Tally the lines containing "учебната" and report the number alone.

## START Exercise input

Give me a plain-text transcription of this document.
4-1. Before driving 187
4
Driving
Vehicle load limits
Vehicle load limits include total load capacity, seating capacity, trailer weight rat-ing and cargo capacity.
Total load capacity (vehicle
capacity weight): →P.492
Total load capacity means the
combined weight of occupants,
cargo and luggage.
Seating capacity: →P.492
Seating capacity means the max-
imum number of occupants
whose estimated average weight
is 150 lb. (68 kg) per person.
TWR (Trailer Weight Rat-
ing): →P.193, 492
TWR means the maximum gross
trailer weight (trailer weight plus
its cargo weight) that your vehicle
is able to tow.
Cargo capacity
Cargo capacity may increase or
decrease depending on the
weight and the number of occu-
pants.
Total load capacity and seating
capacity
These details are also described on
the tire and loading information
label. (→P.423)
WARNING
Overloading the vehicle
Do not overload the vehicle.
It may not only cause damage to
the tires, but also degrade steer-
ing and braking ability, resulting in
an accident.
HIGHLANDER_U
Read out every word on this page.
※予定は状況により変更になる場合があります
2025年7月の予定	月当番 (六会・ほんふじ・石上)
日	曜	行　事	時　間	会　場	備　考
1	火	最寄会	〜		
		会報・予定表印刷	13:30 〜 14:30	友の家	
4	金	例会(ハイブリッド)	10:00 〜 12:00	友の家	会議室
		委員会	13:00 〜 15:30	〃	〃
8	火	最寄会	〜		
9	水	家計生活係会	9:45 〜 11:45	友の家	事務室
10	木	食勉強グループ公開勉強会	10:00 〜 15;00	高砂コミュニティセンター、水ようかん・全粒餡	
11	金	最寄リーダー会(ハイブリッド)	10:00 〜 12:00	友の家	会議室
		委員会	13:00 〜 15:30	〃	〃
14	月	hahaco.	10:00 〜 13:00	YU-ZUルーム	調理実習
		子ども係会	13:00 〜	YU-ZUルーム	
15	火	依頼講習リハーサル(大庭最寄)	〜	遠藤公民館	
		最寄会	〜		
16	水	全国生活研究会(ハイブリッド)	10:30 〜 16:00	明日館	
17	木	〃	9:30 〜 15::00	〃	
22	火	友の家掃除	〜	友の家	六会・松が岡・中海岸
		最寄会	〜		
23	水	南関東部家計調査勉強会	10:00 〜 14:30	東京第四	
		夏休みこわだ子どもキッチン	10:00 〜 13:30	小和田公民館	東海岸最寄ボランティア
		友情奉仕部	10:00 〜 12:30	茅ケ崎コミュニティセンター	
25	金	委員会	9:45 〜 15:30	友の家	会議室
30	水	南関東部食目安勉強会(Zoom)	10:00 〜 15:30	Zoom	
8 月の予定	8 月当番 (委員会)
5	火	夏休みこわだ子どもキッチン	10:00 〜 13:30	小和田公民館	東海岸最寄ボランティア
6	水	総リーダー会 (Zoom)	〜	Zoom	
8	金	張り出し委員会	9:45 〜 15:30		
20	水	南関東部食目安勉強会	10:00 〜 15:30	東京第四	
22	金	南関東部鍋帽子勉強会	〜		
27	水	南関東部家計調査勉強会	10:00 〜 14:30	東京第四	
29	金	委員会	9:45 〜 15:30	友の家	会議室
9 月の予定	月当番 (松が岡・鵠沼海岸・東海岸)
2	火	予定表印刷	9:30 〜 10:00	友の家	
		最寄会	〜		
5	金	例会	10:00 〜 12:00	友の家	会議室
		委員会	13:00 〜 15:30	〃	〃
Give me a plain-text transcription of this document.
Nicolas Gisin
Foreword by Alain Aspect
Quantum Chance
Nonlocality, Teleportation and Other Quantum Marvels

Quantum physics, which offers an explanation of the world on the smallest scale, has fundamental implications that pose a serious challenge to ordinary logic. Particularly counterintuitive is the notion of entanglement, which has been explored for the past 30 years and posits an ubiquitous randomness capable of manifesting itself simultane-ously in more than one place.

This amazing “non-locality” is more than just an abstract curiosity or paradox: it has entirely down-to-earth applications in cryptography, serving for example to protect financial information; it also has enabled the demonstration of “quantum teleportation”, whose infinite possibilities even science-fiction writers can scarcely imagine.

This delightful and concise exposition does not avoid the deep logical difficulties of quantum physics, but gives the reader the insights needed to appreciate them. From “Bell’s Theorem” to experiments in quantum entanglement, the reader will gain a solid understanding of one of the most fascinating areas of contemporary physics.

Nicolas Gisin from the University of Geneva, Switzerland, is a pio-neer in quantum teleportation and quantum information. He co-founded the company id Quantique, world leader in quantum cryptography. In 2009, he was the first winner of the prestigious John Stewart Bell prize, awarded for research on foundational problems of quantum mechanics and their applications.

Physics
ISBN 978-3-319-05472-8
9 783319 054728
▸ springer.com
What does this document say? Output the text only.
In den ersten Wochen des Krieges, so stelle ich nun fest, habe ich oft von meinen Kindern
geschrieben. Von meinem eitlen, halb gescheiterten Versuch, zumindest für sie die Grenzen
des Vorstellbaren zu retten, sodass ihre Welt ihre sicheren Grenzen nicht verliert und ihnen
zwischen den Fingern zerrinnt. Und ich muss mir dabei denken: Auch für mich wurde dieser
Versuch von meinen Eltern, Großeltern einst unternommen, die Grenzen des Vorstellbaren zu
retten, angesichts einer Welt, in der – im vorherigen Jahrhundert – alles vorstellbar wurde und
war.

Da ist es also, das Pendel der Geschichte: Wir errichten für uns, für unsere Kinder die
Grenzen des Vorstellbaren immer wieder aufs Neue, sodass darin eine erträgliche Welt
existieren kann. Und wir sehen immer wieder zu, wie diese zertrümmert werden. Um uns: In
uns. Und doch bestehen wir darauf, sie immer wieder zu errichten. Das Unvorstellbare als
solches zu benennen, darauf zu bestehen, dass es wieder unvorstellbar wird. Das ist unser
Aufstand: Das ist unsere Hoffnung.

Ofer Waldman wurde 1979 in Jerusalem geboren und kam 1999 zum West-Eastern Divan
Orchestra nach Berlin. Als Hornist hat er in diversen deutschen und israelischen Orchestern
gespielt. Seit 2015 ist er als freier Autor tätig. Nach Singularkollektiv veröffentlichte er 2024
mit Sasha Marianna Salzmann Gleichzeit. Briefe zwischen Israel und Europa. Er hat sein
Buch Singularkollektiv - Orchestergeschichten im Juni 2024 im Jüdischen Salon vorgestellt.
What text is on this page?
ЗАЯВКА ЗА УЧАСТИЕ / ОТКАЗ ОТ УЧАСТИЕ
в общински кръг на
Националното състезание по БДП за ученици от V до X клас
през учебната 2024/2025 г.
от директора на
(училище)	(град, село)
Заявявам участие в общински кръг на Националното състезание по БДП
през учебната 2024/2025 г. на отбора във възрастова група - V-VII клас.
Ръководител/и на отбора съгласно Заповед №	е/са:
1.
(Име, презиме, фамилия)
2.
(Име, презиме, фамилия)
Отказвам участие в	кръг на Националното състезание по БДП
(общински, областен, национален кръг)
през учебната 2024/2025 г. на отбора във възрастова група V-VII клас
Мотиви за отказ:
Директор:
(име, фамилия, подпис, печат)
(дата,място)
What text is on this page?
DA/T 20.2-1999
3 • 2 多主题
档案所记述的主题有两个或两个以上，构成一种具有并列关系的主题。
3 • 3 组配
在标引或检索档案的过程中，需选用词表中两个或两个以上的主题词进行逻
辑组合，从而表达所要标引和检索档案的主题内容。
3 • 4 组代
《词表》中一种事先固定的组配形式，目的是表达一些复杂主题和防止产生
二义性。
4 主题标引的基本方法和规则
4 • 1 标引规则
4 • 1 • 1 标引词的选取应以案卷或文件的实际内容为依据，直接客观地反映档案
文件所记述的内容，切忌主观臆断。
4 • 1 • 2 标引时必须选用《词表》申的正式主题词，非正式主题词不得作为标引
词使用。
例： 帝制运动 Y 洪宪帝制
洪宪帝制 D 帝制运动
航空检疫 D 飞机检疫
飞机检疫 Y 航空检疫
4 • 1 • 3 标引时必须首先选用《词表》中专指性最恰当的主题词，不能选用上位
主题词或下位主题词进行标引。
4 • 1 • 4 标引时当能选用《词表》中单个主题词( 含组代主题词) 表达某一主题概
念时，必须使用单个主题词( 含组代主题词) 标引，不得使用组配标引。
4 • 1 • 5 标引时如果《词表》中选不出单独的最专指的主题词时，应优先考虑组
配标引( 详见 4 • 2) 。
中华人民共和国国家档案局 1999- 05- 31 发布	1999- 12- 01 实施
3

## END Exercise input

Output » 3